**Challenge**
Gather up every line from the entries below that uses the word "được".
[Start of Material provided]
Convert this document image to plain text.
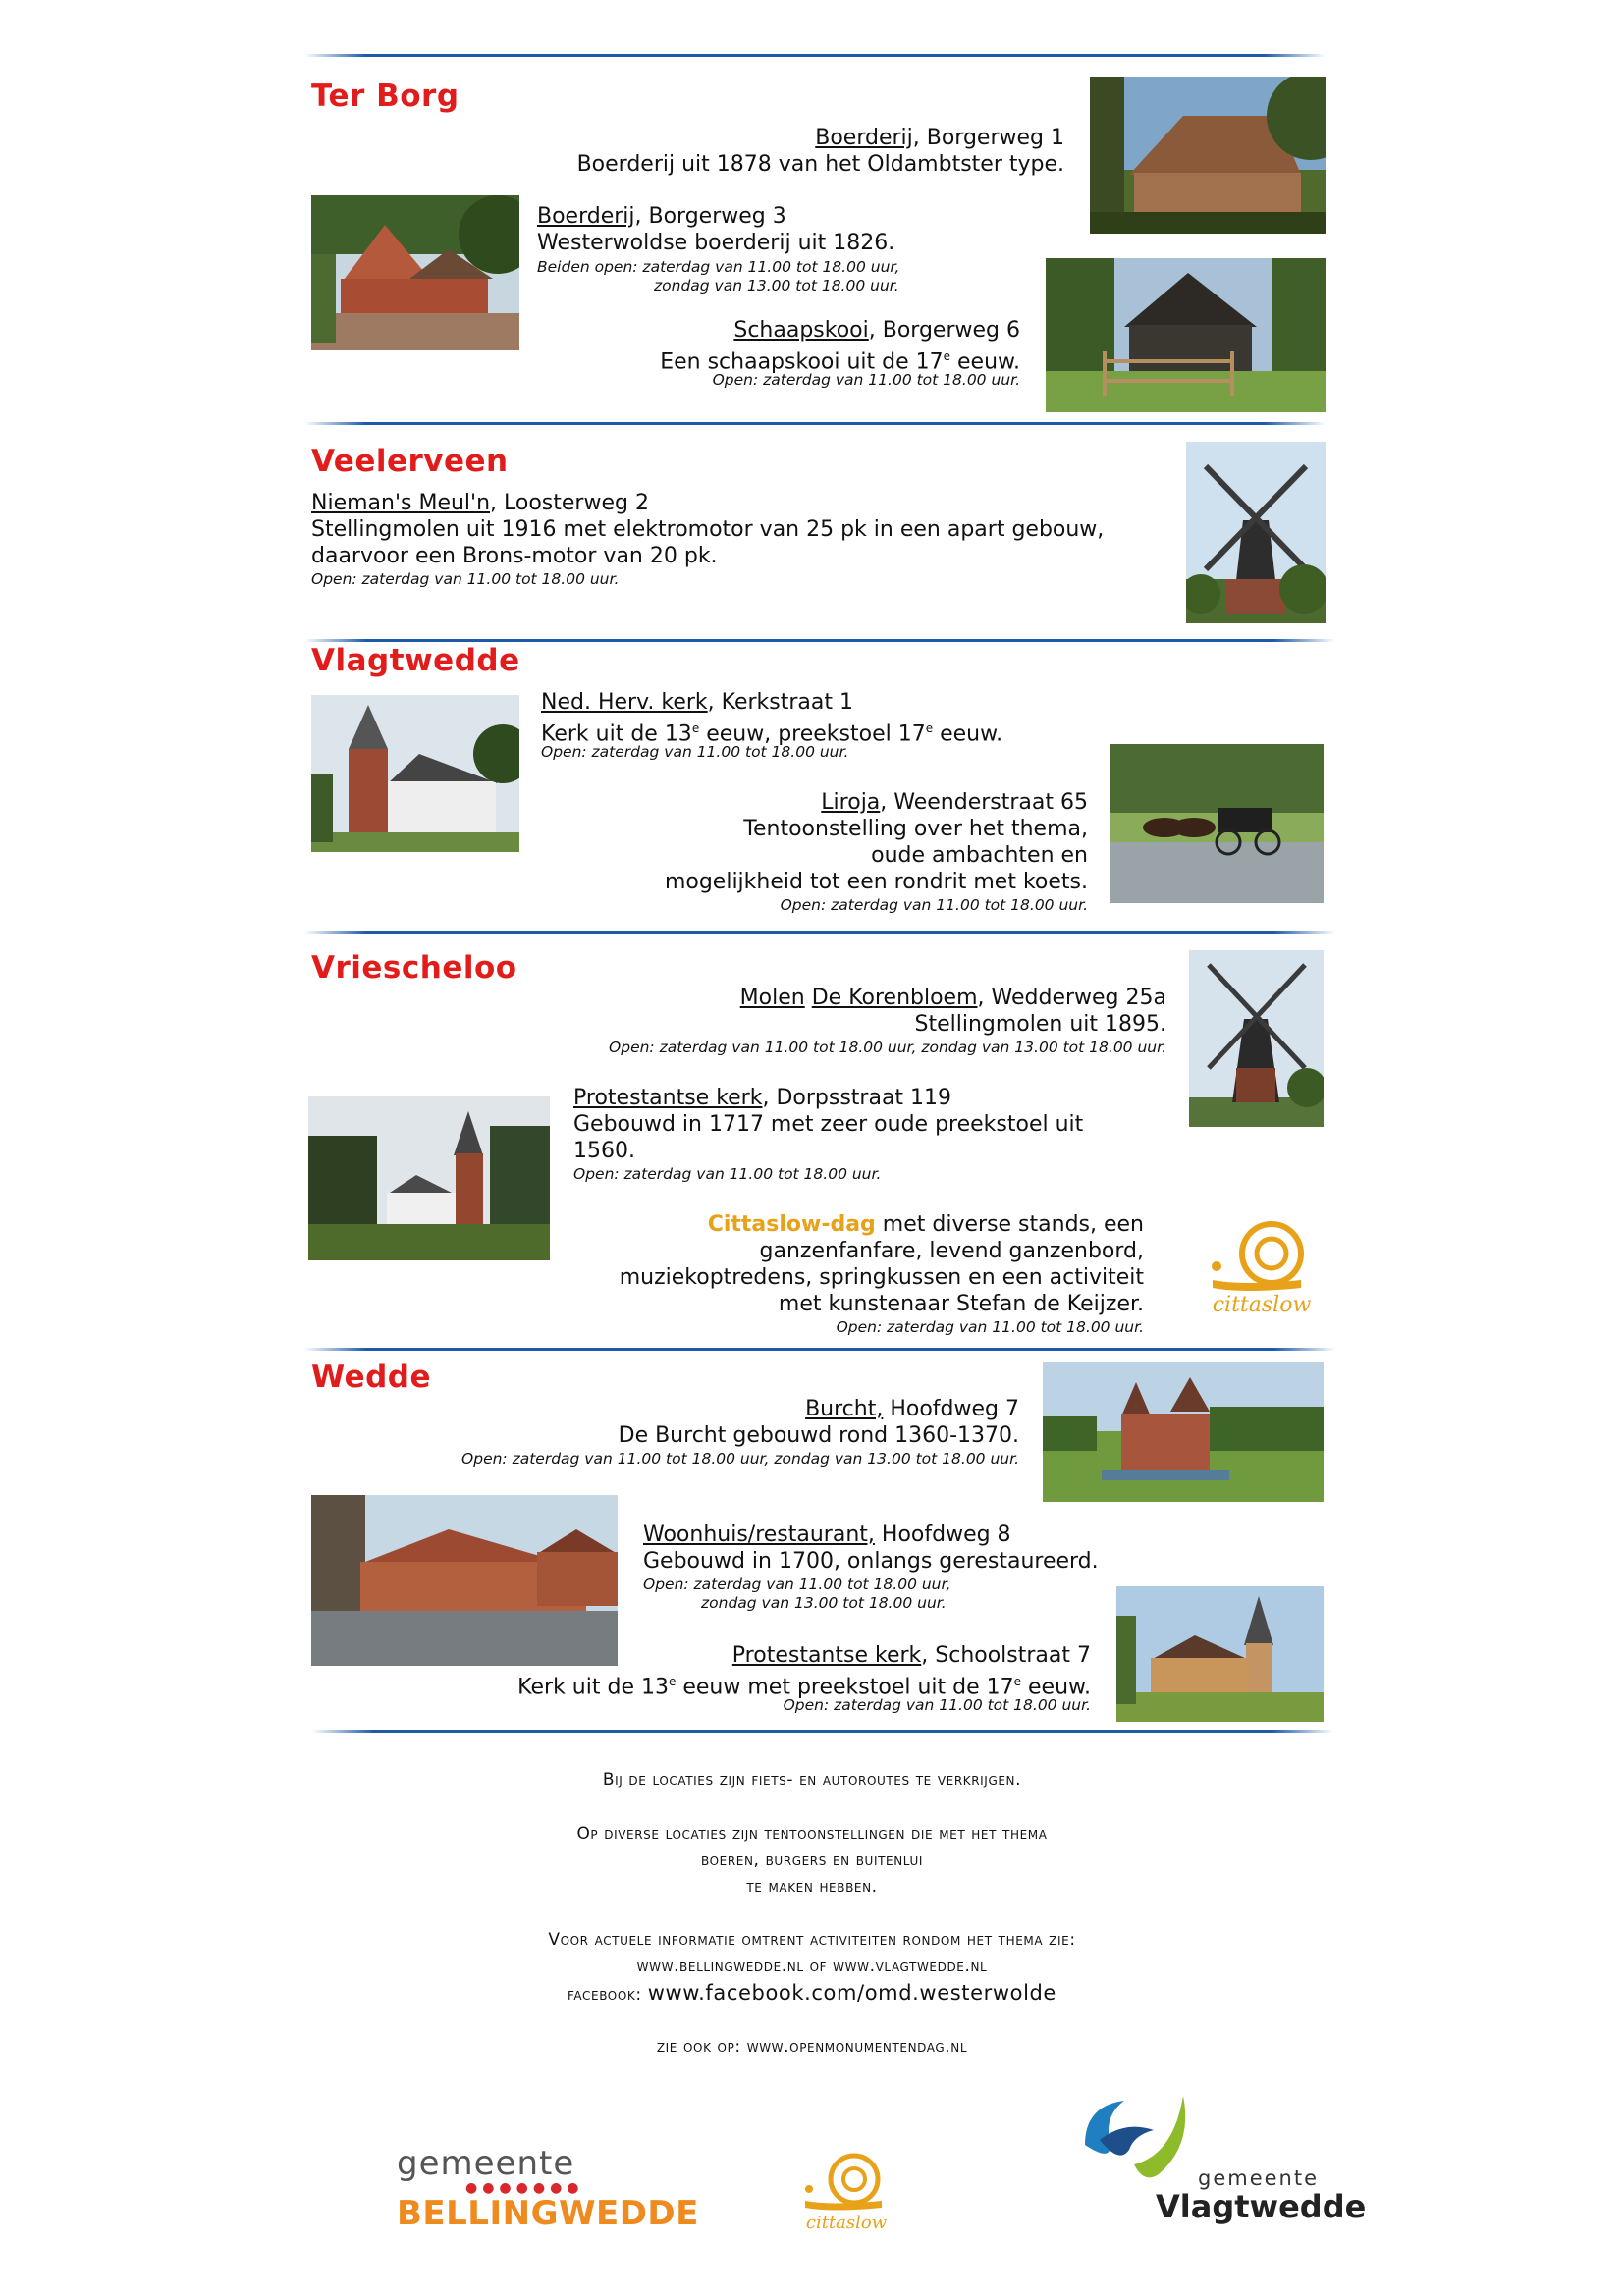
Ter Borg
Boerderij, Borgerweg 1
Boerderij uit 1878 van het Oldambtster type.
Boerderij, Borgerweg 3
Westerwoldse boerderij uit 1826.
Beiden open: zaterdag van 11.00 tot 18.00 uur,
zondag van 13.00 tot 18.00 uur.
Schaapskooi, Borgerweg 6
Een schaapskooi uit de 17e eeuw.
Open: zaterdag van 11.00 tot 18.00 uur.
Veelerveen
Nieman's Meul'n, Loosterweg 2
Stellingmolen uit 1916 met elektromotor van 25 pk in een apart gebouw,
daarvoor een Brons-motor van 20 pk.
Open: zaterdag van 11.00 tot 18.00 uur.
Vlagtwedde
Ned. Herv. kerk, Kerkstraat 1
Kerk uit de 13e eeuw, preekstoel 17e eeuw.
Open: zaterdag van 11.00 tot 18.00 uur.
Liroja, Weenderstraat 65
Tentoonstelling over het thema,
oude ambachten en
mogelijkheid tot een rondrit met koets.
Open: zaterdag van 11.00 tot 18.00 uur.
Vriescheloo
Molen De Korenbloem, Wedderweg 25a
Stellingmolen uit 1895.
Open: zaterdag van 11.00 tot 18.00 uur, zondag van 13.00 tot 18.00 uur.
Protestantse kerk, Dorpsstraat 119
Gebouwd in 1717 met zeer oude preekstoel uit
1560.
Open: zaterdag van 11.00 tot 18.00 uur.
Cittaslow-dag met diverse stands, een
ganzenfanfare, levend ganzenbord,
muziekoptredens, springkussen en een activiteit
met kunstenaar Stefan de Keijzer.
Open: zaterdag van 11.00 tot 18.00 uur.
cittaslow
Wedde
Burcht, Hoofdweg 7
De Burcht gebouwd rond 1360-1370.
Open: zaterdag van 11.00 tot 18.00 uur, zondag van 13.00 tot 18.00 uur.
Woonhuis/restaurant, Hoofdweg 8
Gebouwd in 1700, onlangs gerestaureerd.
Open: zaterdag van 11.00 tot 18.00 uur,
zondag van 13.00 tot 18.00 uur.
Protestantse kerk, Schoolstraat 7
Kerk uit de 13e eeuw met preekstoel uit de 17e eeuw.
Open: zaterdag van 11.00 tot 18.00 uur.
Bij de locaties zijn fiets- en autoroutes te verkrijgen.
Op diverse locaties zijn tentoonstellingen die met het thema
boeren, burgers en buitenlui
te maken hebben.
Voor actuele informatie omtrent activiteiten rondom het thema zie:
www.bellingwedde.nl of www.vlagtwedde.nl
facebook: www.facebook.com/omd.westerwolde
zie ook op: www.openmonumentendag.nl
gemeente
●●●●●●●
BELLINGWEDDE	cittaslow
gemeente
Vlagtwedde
[End of Material provided]
[Start of Material provided]
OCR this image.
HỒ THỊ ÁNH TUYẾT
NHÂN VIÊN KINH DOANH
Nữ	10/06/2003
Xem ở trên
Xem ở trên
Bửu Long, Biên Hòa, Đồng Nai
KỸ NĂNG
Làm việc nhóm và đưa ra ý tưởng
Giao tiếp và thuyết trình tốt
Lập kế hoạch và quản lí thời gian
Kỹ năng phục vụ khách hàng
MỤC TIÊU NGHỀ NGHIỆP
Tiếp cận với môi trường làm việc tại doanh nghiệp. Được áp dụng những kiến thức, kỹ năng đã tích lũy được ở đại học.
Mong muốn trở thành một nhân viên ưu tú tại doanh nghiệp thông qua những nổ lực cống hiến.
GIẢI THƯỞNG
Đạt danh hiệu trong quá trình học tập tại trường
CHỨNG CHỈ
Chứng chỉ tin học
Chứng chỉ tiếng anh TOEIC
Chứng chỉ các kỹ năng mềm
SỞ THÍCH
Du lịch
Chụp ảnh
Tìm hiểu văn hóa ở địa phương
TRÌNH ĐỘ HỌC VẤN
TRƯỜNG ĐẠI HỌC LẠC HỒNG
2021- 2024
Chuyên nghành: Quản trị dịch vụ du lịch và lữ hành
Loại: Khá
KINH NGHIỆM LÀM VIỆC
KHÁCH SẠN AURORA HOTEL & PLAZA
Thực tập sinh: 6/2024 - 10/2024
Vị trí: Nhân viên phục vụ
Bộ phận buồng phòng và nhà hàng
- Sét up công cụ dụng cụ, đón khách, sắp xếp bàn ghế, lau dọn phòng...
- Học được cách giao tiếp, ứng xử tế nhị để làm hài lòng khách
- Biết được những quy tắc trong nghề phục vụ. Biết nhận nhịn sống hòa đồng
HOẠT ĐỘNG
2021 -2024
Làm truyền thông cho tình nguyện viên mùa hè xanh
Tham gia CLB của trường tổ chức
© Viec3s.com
[End of Material provided]
[Start of Material provided]
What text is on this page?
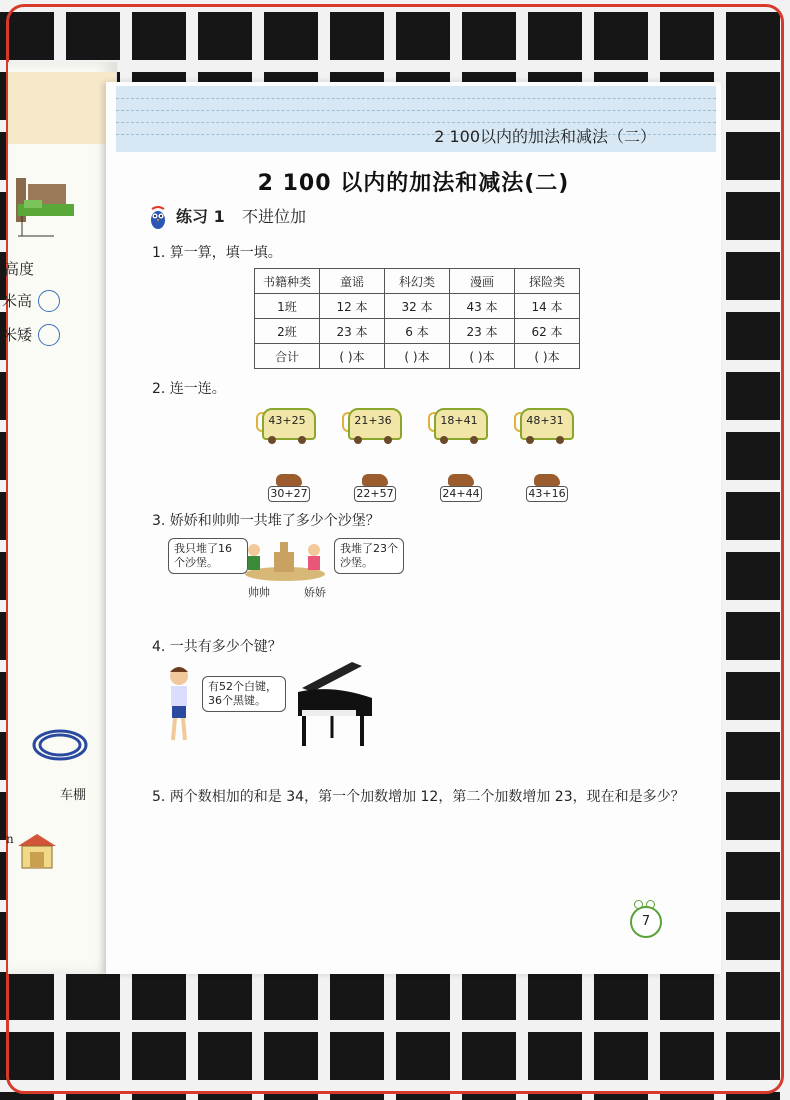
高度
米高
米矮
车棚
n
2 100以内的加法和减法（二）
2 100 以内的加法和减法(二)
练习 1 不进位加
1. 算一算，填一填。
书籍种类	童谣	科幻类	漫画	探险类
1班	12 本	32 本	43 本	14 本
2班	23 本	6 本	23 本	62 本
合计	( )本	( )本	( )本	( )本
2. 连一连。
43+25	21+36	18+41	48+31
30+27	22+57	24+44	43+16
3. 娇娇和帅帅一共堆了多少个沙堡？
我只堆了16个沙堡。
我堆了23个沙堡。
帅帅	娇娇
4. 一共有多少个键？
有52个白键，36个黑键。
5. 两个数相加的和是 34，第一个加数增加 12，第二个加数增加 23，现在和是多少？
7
[End of Material provided]
**Solution**
Tiếp cận với môi trường làm việc tại doanh nghiệp. Được áp dụng những kiến thức, kỹ năng đã tích lũy được ở đại học.
- Học được cách giao tiếp, ứng xử tế nhị để làm hài lòng khách
- Biết được những quy tắc trong nghề phục vụ. Biết nhận nhịn sống hòa đồng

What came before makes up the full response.